■ **WHAT TO WORK ON**: Turn each line of the material below into one string in a JSON list, leaving out any blank lines.

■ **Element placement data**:
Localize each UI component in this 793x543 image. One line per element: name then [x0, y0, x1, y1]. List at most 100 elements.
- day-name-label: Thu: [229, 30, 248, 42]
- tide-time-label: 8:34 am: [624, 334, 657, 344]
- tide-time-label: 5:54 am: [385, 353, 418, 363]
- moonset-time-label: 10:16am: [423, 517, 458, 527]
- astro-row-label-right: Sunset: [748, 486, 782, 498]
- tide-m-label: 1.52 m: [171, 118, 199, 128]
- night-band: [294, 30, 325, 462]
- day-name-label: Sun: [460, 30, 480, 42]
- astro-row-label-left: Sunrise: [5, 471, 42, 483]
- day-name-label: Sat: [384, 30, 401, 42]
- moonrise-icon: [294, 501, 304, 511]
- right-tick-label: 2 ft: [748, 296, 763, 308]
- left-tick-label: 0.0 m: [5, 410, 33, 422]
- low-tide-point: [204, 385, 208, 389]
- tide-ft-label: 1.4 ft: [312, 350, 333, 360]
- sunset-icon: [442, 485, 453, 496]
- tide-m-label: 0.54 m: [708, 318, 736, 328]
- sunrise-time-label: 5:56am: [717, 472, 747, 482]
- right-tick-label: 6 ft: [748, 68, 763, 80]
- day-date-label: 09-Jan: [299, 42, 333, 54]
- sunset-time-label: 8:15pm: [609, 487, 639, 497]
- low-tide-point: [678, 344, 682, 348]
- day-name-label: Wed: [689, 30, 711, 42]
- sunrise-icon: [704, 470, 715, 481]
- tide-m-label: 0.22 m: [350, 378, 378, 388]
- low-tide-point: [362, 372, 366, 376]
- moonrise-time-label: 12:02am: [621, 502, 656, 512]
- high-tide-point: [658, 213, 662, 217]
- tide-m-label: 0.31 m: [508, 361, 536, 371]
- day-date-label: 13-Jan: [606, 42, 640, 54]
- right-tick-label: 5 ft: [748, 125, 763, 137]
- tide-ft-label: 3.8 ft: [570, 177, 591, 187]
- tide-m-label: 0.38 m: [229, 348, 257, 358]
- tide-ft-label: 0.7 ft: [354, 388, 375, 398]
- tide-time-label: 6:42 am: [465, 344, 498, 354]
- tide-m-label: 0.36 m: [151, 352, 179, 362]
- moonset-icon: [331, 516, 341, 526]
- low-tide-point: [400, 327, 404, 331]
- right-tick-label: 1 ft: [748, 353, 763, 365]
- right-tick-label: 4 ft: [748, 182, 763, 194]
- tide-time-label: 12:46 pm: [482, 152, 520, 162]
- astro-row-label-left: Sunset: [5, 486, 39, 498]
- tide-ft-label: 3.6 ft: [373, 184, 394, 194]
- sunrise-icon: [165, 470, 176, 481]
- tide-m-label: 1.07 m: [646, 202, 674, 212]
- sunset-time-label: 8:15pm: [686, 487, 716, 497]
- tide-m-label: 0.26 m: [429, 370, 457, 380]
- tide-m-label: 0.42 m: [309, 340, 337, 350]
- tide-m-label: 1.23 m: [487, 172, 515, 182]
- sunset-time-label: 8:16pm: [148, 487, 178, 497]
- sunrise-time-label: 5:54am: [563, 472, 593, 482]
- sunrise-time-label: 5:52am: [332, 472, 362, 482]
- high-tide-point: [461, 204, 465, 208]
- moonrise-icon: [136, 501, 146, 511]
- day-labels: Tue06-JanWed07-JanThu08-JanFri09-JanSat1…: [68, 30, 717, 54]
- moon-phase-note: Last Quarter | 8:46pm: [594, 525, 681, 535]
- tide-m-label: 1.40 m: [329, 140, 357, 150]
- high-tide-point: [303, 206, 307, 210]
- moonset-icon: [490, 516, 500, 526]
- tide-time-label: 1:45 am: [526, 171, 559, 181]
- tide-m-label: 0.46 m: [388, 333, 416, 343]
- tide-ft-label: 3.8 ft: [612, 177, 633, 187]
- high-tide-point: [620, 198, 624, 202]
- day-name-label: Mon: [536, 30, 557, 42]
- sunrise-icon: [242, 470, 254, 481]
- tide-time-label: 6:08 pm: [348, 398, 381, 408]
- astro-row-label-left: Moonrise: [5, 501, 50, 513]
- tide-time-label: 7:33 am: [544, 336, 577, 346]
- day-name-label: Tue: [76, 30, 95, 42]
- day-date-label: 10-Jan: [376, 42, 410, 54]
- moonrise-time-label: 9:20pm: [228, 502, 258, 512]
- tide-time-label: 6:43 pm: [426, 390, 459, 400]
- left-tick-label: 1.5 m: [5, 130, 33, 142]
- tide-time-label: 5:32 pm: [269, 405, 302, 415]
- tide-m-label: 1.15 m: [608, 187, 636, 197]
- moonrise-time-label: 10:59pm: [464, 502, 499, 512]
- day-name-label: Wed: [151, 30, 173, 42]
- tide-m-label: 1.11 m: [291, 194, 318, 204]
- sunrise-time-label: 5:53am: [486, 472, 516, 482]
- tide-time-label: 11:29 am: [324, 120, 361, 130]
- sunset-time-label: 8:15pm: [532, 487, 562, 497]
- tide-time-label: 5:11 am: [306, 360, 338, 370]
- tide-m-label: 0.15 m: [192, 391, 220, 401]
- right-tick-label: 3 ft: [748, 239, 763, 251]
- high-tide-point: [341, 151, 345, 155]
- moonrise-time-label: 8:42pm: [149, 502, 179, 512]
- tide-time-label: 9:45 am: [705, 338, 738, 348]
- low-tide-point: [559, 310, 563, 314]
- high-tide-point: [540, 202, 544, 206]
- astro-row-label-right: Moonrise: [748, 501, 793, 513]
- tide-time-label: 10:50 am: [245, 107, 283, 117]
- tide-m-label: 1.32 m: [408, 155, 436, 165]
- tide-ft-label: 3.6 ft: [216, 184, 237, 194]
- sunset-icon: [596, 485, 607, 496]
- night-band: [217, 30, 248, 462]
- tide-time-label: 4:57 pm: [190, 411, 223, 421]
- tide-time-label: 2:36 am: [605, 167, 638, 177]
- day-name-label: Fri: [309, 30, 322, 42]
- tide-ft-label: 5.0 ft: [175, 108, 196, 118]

■ **ANSWER TO THE TASK**:
[
  "Localize each UI component in this 793x543 image. One line per element: name then [x0, y0, x1, y1]. List at most 100 elements.",
  "- day-name-label: Thu: [229, 30, 248, 42]",
  "- tide-time-label: 8:34 am: [624, 334, 657, 344]",
  "- tide-time-label: 5:54 am: [385, 353, 418, 363]",
  "- moonset-time-label: 10:16am: [423, 517, 458, 527]",
  "- astro-row-label-right: Sunset: [748, 486, 782, 498]",
  "- tide-m-label: 1.52 m: [171, 118, 199, 128]",
  "- night-band: [294, 30, 325, 462]",
  "- day-name-label: Sun: [460, 30, 480, 42]",
  "- astro-row-label-left: Sunrise: [5, 471, 42, 483]",
  "- day-name-label: Sat: [384, 30, 401, 42]",
  "- moonrise-icon: [294, 501, 304, 511]",
  "- right-tick-label: 2 ft: [748, 296, 763, 308]",
  "- left-tick-label: 0.0 m: [5, 410, 33, 422]",
  "- low-tide-point: [204, 385, 208, 389]",
  "- tide-ft-label: 1.4 ft: [312, 350, 333, 360]",
  "- sunset-icon: [442, 485, 453, 496]",
  "- tide-m-label: 0.54 m: [708, 318, 736, 328]",
  "- sunrise-time-label: 5:56am: [717, 472, 747, 482]",
  "- right-tick-label: 6 ft: [748, 68, 763, 80]",
  "- day-date-label: 09-Jan: [299, 42, 333, 54]",
  "- sunset-time-label: 8:15pm: [609, 487, 639, 497]",
  "- low-tide-point: [678, 344, 682, 348]",
  "- day-name-label: Wed: [689, 30, 711, 42]",
  "- sunrise-icon: [704, 470, 715, 481]",
  "- tide-m-label: 0.22 m: [350, 378, 378, 388]",
  "- low-tide-point: [362, 372, 366, 376]",
  "- moonrise-time-label: 12:02am: [621, 502, 656, 512]",
  "- high-tide-point: [658, 213, 662, 217]",
  "- tide-m-label: 0.31 m: [508, 361, 536, 371]",
  "- day-date-label: 13-Jan: [606, 42, 640, 54]",
  "- right-tick-label: 5 ft: [748, 125, 763, 137]",
  "- tide-ft-label: 3.8 ft: [570, 177, 591, 187]",
  "- tide-m-label: 0.38 m: [229, 348, 257, 358]",
  "- tide-ft-label: 0.7 ft: [354, 388, 375, 398]",
  "- tide-time-label: 6:42 am: [465, 344, 498, 354]",
  "- tide-m-label: 0.36 m: [151, 352, 179, 362]",
  "- moonset-icon: [331, 516, 341, 526]",
  "- low-tide-point: [400, 327, 404, 331]",
  "- right-tick-label: 1 ft: [748, 353, 763, 365]",
  "- right-tick-label: 4 ft: [748, 182, 763, 194]",
  "- tide-time-label: 12:46 pm: [482, 152, 520, 162]",
  "- astro-row-label-left: Sunset: [5, 486, 39, 498]",
  "- tide-ft-label: 3.6 ft: [373, 184, 394, 194]",
  "- sunrise-icon: [165, 470, 176, 481]",
  "- tide-m-label: 1.07 m: [646, 202, 674, 212]",
  "- sunset-time-label: 8:15pm: [686, 487, 716, 497]",
  "- tide-m-label: 0.26 m: [429, 370, 457, 380]",
  "- tide-m-label: 0.42 m: [309, 340, 337, 350]",
  "- tide-m-label: 1.23 m: [487, 172, 515, 182]",
  "- sunset-time-label: 8:16pm: [148, 487, 178, 497]",
  "- sunrise-time-label: 5:54am: [563, 472, 593, 482]",
  "- sunrise-time-label: 5:52am: [332, 472, 362, 482]",
  "- high-tide-point: [461, 204, 465, 208]",
  "- moonrise-icon: [136, 501, 146, 511]",
  "- day-labels: Tue06-JanWed07-JanThu08-JanFri09-JanSat1…: [68, 30, 717, 54]",
  "- moon-phase-note: Last Quarter | 8:46pm: [594, 525, 681, 535]",
  "- tide-m-label: 1.40 m: [329, 140, 357, 150]",
  "- high-tide-point: [303, 206, 307, 210]",
  "- moonset-icon: [490, 516, 500, 526]",
  "- tide-time-label: 1:45 am: [526, 171, 559, 181]",
  "- tide-m-label: 0.46 m: [388, 333, 416, 343]",
  "- tide-ft-label: 3.8 ft: [612, 177, 633, 187]",
  "- high-tide-point: [620, 198, 624, 202]",
  "- day-name-label: Mon: [536, 30, 557, 42]",
  "- sunrise-icon: [242, 470, 254, 481]",
  "- tide-time-label: 6:08 pm: [348, 398, 381, 408]",
  "- astro-row-label-left: Moonrise: [5, 501, 50, 513]",
  "- tide-time-label: 7:33 am: [544, 336, 577, 346]",
  "- day-name-label: Tue: [76, 30, 95, 42]",
  "- day-date-label: 10-Jan: [376, 42, 410, 54]",
  "- moonrise-time-label: 9:20pm: [228, 502, 258, 512]",
  "- tide-time-label: 6:43 pm: [426, 390, 459, 400]",
  "- left-tick-label: 1.5 m: [5, 130, 33, 142]",
  "- tide-time-label: 5:32 pm: [269, 405, 302, 415]",
  "- tide-m-label: 1.15 m: [608, 187, 636, 197]",
  "- moonrise-time-label: 10:59pm: [464, 502, 499, 512]",
  "- day-name-label: Wed: [151, 30, 173, 42]",
  "- tide-m-label: 1.11 m: [291, 194, 318, 204]",
  "- sunrise-time-label: 5:53am: [486, 472, 516, 482]",
  "- tide-time-label: 11:29 am: [324, 120, 361, 130]",
  "- sunset-time-label: 8:15pm: [532, 487, 562, 497]",
  "- tide-time-label: 5:11 am: [306, 360, 338, 370]",
  "- tide-m-label: 0.15 m: [192, 391, 220, 401]",
  "- right-tick-label: 3 ft: [748, 239, 763, 251]",
  "- high-tide-point: [341, 151, 345, 155]",
  "- moonrise-time-label: 8:42pm: [149, 502, 179, 512]",
  "- tide-time-label: 9:45 am: [705, 338, 738, 348]",
  "- low-tide-point: [559, 310, 563, 314]",
  "- high-tide-point: [540, 202, 544, 206]",
  "- astro-row-label-right: Moonrise: [748, 501, 793, 513]",
  "- tide-time-label: 10:50 am: [245, 107, 283, 117]",
  "- tide-m-label: 1.32 m: [408, 155, 436, 165]",
  "- tide-ft-label: 3.6 ft: [216, 184, 237, 194]",
  "- sunset-icon: [596, 485, 607, 496]",
  "- night-band: [217, 30, 248, 462]",
  "- tide-time-label: 4:57 pm: [190, 411, 223, 421]",
  "- tide-time-label: 2:36 am: [605, 167, 638, 177]",
  "- day-name-label: Fri: [309, 30, 322, 42]",
  "- tide-ft-label: 5.0 ft: [175, 108, 196, 118]"
]